**Task statement:**
Look through the entries below and report how many lines hold the string "KRAUS". Only the number is wanted.

==== Excerpted data

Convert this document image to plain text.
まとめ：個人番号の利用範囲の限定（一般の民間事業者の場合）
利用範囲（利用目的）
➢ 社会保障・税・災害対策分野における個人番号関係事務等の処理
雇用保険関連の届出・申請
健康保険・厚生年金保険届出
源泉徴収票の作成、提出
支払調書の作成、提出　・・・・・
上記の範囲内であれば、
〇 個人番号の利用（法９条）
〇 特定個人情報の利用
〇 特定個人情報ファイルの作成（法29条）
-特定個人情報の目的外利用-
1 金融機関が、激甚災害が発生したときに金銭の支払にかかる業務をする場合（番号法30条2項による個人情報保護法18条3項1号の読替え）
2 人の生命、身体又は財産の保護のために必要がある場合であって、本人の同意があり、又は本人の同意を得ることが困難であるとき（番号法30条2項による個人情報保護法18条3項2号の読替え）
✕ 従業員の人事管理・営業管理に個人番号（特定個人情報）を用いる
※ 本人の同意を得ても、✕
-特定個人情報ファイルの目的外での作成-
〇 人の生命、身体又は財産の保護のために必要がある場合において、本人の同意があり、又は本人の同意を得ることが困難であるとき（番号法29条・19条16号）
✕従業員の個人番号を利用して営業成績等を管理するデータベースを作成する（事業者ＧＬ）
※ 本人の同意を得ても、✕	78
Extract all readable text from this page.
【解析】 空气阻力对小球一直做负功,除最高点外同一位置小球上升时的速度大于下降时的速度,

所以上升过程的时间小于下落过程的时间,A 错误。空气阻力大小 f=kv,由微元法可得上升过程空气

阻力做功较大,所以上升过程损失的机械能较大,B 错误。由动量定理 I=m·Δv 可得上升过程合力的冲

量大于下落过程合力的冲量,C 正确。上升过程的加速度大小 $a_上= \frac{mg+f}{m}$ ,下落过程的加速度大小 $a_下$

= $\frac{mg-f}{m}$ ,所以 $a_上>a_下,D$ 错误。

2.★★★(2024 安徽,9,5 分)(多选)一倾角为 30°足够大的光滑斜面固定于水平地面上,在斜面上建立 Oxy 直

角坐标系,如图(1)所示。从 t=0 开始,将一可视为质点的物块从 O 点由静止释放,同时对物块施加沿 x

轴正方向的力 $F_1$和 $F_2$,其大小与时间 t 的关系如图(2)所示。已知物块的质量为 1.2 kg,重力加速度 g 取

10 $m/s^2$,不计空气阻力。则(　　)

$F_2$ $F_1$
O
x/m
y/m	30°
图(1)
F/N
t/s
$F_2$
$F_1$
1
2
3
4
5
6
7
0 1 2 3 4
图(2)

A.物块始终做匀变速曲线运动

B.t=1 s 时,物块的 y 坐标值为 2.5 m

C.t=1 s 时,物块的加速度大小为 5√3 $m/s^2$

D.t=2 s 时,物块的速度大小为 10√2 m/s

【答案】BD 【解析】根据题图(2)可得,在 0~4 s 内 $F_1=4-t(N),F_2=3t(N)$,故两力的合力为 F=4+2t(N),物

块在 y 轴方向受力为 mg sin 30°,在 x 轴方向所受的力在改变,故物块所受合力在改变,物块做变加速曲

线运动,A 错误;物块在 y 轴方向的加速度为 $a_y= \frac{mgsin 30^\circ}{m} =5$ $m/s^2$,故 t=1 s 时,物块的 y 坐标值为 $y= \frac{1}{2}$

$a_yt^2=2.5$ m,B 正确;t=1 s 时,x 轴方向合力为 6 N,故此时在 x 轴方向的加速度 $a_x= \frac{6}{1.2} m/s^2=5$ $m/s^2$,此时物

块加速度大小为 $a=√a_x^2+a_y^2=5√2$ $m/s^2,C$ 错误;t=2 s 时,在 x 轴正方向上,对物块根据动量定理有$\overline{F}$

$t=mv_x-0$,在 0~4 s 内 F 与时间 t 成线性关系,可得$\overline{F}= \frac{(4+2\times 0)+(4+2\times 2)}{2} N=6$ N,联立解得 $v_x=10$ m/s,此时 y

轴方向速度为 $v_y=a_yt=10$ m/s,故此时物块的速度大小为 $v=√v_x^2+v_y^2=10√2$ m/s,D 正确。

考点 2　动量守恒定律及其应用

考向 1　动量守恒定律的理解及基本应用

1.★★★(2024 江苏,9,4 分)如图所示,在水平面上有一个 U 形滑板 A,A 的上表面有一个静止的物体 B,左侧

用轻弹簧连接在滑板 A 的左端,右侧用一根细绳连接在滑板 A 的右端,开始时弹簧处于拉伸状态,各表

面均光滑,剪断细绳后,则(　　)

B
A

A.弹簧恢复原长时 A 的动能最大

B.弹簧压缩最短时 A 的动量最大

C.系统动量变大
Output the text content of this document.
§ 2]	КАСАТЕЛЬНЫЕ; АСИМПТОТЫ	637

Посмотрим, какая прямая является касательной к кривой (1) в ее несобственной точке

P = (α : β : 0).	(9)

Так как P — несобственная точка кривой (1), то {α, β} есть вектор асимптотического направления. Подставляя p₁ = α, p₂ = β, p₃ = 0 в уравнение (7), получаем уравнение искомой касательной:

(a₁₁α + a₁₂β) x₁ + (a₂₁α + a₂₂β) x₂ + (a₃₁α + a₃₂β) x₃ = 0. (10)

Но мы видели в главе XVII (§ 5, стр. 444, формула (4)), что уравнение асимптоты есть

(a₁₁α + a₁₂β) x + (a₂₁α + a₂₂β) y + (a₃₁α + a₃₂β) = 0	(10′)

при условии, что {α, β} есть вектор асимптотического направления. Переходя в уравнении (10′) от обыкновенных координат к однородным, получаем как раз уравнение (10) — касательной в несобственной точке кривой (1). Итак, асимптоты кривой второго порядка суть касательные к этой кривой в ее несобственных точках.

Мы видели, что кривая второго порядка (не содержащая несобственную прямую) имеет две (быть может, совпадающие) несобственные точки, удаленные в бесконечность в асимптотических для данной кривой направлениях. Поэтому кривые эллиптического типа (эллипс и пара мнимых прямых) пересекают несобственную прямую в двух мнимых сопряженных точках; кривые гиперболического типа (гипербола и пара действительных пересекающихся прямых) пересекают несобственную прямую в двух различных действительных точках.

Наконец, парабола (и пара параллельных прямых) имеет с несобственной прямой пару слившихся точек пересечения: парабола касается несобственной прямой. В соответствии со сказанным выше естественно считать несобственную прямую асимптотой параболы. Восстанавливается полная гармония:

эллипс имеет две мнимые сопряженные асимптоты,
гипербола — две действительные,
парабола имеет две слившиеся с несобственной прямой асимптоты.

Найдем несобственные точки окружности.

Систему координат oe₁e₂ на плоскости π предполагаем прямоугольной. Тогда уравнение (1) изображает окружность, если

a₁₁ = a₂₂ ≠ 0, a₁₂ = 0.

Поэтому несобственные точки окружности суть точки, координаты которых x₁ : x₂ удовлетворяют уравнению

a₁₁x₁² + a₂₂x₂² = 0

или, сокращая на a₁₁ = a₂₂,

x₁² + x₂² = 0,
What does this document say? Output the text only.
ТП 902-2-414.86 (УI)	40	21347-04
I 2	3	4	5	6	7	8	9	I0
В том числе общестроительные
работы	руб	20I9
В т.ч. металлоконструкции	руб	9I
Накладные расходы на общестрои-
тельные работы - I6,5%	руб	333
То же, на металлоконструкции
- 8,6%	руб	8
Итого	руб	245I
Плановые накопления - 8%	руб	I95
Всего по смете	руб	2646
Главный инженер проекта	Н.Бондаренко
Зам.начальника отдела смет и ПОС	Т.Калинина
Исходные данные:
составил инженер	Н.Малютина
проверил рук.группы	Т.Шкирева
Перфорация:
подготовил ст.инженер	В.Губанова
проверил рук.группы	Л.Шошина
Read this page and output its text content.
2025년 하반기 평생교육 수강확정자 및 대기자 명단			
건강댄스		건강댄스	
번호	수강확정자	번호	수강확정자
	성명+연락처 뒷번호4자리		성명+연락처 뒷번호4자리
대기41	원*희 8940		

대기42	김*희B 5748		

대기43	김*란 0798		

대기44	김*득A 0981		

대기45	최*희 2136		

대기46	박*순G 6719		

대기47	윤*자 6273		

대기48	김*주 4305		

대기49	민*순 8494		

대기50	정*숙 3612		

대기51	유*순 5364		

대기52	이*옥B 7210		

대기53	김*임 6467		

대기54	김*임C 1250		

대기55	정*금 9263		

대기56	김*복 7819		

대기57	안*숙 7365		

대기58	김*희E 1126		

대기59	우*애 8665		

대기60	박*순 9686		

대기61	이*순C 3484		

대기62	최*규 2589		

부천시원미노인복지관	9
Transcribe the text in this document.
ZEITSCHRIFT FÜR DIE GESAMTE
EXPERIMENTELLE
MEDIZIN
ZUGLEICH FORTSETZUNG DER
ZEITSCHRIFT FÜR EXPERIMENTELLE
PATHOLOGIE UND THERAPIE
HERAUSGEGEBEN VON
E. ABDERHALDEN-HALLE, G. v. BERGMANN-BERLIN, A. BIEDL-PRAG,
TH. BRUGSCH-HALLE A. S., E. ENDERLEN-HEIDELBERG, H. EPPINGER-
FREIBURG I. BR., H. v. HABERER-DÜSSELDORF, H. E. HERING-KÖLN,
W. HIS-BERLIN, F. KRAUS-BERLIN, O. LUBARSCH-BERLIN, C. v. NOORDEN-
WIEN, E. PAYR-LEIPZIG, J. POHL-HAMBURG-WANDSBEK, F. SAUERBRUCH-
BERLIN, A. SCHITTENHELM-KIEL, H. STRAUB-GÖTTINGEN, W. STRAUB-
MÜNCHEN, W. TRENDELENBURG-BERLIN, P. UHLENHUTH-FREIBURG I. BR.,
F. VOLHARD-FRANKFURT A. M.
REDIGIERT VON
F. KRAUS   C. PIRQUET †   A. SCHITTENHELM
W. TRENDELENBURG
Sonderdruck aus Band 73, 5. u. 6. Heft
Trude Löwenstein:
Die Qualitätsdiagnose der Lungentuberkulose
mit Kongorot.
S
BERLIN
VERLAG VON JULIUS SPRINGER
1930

========

**Reply to the exercise:**
2